____ RECORDED INFORMATION

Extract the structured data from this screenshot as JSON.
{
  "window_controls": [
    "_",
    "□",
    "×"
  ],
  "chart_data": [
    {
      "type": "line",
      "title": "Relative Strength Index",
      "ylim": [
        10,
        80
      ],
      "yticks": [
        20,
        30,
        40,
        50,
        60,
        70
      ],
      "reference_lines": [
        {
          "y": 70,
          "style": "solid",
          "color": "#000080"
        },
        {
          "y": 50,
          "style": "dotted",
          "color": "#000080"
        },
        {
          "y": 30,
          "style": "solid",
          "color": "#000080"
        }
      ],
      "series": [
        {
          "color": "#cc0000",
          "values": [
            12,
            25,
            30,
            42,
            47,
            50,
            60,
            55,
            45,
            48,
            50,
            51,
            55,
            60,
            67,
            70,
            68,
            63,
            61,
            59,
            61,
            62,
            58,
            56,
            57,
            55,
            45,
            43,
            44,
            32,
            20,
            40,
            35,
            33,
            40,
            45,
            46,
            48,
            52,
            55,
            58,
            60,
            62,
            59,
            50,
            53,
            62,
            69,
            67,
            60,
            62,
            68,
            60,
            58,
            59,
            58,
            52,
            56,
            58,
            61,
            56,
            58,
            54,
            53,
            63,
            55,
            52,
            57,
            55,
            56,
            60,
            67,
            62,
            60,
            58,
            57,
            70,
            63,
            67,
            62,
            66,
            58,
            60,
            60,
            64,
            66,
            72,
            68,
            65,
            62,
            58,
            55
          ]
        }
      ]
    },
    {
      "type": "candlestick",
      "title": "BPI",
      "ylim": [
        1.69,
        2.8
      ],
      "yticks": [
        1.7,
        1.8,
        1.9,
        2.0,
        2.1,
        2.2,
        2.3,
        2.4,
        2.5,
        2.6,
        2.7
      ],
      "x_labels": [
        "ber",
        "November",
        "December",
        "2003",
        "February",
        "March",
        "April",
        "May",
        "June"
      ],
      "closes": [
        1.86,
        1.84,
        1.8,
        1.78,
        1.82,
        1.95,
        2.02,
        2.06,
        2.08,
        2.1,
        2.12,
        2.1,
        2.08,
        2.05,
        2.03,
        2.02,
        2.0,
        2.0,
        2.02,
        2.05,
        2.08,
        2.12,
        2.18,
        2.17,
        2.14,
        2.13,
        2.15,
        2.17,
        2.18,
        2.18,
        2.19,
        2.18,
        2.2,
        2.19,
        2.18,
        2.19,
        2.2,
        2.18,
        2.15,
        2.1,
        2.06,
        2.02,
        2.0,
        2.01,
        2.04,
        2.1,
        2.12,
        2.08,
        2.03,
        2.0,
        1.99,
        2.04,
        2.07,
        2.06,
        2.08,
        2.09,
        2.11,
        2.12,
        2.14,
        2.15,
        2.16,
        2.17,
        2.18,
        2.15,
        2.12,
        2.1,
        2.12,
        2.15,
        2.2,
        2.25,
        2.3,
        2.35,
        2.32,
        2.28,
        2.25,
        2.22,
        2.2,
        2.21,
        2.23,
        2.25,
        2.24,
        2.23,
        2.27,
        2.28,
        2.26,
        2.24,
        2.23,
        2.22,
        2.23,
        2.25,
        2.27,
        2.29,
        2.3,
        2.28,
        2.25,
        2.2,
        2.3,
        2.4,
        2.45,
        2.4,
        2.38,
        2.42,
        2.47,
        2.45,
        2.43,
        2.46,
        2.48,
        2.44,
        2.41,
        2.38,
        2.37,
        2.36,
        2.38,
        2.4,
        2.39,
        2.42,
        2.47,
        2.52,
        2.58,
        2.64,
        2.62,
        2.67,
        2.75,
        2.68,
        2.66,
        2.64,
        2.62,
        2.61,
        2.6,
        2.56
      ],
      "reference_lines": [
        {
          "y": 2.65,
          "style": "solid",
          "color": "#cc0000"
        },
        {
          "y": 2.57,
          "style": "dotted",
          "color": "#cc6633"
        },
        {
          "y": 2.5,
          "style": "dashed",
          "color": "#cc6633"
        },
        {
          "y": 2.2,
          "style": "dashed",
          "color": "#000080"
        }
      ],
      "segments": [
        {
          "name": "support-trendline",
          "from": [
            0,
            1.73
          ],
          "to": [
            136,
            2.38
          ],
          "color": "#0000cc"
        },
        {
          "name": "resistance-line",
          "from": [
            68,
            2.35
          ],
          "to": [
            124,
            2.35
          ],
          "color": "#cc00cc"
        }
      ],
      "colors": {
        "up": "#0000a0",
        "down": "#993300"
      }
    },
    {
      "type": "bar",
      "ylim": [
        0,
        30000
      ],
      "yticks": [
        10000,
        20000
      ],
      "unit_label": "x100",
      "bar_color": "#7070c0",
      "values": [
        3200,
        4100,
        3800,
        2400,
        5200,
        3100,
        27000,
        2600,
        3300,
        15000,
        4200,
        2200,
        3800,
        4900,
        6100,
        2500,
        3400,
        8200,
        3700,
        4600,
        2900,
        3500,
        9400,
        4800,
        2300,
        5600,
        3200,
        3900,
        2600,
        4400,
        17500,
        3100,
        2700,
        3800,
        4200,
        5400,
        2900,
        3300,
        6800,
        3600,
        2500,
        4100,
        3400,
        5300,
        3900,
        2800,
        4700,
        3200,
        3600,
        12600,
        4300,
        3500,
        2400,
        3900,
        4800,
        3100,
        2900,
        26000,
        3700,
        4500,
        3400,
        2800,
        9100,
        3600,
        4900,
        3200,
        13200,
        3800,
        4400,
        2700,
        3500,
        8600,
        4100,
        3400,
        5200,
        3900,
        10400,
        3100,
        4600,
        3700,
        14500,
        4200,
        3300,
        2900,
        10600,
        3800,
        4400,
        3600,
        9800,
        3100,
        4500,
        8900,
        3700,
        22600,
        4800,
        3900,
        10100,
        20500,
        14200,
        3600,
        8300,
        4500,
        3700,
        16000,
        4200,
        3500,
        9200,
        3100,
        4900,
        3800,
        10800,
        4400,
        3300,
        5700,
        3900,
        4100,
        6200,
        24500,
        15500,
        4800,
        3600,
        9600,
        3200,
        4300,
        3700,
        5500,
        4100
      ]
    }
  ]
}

________

DIRECTIVE: Quote the entire listing above exactly.

RESULT FOR THIS TASK:
Extract the structured data from this screenshot as JSON.
{
  "window_controls": [
    "_",
    "□",
    "×"
  ],
  "chart_data": [
    {
      "type": "line",
      "title": "Relative Strength Index",
      "ylim": [
        10,
        80
      ],
      "yticks": [
        20,
        30,
        40,
        50,
        60,
        70
      ],
      "reference_lines": [
        {
          "y": 70,
          "style": "solid",
          "color": "#000080"
        },
        {
          "y": 50,
          "style": "dotted",
          "color": "#000080"
        },
        {
          "y": 30,
          "style": "solid",
          "color": "#000080"
        }
      ],
      "series": [
        {
          "color": "#cc0000",
          "values": [
            12,
            25,
            30,
            42,
            47,
            50,
            60,
            55,
            45,
            48,
            50,
            51,
            55,
            60,
            67,
            70,
            68,
            63,
            61,
            59,
            61,
            62,
            58,
            56,
            57,
            55,
            45,
            43,
            44,
            32,
            20,
            40,
            35,
            33,
            40,
            45,
            46,
            48,
            52,
            55,
            58,
            60,
            62,
            59,
            50,
            53,
            62,
            69,
            67,
            60,
            62,
            68,
            60,
            58,
            59,
            58,
            52,
            56,
            58,
            61,
            56,
            58,
            54,
            53,
            63,
            55,
            52,
            57,
            55,
            56,
            60,
            67,
            62,
            60,
            58,
            57,
            70,
            63,
            67,
            62,
            66,
            58,
            60,
            60,
            64,
            66,
            72,
            68,
            65,
            62,
            58,
            55
          ]
        }
      ]
    },
    {
      "type": "candlestick",
      "title": "BPI",
      "ylim": [
        1.69,
        2.8
      ],
      "yticks": [
        1.7,
        1.8,
        1.9,
        2.0,
        2.1,
        2.2,
        2.3,
        2.4,
        2.5,
        2.6,
        2.7
      ],
      "x_labels": [
        "ber",
        "November",
        "December",
        "2003",
        "February",
        "March",
        "April",
        "May",
        "June"
      ],
      "closes": [
        1.86,
        1.84,
        1.8,
        1.78,
        1.82,
        1.95,
        2.02,
        2.06,
        2.08,
        2.1,
        2.12,
        2.1,
        2.08,
        2.05,
        2.03,
        2.02,
        2.0,
        2.0,
        2.02,
        2.05,
        2.08,
        2.12,
        2.18,
        2.17,
        2.14,
        2.13,
        2.15,
        2.17,
        2.18,
        2.18,
        2.19,
        2.18,
        2.2,
        2.19,
        2.18,
        2.19,
        2.2,
        2.18,
        2.15,
        2.1,
        2.06,
        2.02,
        2.0,
        2.01,
        2.04,
        2.1,
        2.12,
        2.08,
        2.03,
        2.0,
        1.99,
        2.04,
        2.07,
        2.06,
        2.08,
        2.09,
        2.11,
        2.12,
        2.14,
        2.15,
        2.16,
        2.17,
        2.18,
        2.15,
        2.12,
        2.1,
        2.12,
        2.15,
        2.2,
        2.25,
        2.3,
        2.35,
        2.32,
        2.28,
        2.25,
        2.22,
        2.2,
        2.21,
        2.23,
        2.25,
        2.24,
        2.23,
        2.27,
        2.28,
        2.26,
        2.24,
        2.23,
        2.22,
        2.23,
        2.25,
        2.27,
        2.29,
        2.3,
        2.28,
        2.25,
        2.2,
        2.3,
        2.4,
        2.45,
        2.4,
        2.38,
        2.42,
        2.47,
        2.45,
        2.43,
        2.46,
        2.48,
        2.44,
        2.41,
        2.38,
        2.37,
        2.36,
        2.38,
        2.4,
        2.39,
        2.42,
        2.47,
        2.52,
        2.58,
        2.64,
        2.62,
        2.67,
        2.75,
        2.68,
        2.66,
        2.64,
        2.62,
        2.61,
        2.6,
        2.56
      ],
      "reference_lines": [
        {
          "y": 2.65,
          "style": "solid",
          "color": "#cc0000"
        },
        {
          "y": 2.57,
          "style": "dotted",
          "color": "#cc6633"
        },
        {
          "y": 2.5,
          "style": "dashed",
          "color": "#cc6633"
        },
        {
          "y": 2.2,
          "style": "dashed",
          "color": "#000080"
        }
      ],
      "segments": [
        {
          "name": "support-trendline",
          "from": [
            0,
            1.73
          ],
          "to": [
            136,
            2.38
          ],
          "color": "#0000cc"
        },
        {
          "name": "resistance-line",
          "from": [
            68,
            2.35
          ],
          "to": [
            124,
            2.35
          ],
          "color": "#cc00cc"
        }
      ],
      "colors": {
        "up": "#0000a0",
        "down": "#993300"
      }
    },
    {
      "type": "bar",
      "ylim": [
        0,
        30000
      ],
      "yticks": [
        10000,
        20000
      ],
      "unit_label": "x100",
      "bar_color": "#7070c0",
      "values": [
        3200,
        4100,
        3800,
        2400,
        5200,
        3100,
        27000,
        2600,
        3300,
        15000,
        4200,
        2200,
        3800,
        4900,
        6100,
        2500,
        3400,
        8200,
        3700,
        4600,
        2900,
        3500,
        9400,
        4800,
        2300,
        5600,
        3200,
        3900,
        2600,
        4400,
        17500,
        3100,
        2700,
        3800,
        4200,
        5400,
        2900,
        3300,
        6800,
        3600,
        2500,
        4100,
        3400,
        5300,
        3900,
        2800,
        4700,
        3200,
        3600,
        12600,
        4300,
        3500,
        2400,
        3900,
        4800,
        3100,
        2900,
        26000,
        3700,
        4500,
        3400,
        2800,
        9100,
        3600,
        4900,
        3200,
        13200,
        3800,
        4400,
        2700,
        3500,
        8600,
        4100,
        3400,
        5200,
        3900,
        10400,
        3100,
        4600,
        3700,
        14500,
        4200,
        3300,
        2900,
        10600,
        3800,
        4400,
        3600,
        9800,
        3100,
        4500,
        8900,
        3700,
        22600,
        4800,
        3900,
        10100,
        20500,
        14200,
        3600,
        8300,
        4500,
        3700,
        16000,
        4200,
        3500,
        9200,
        3100,
        4900,
        3800,
        10800,
        4400,
        3300,
        5700,
        3900,
        4100,
        6200,
        24500,
        15500,
        4800,
        3600,
        9600,
        3200,
        4300,
        3700,
        5500,
        4100
      ]
    }
  ]
}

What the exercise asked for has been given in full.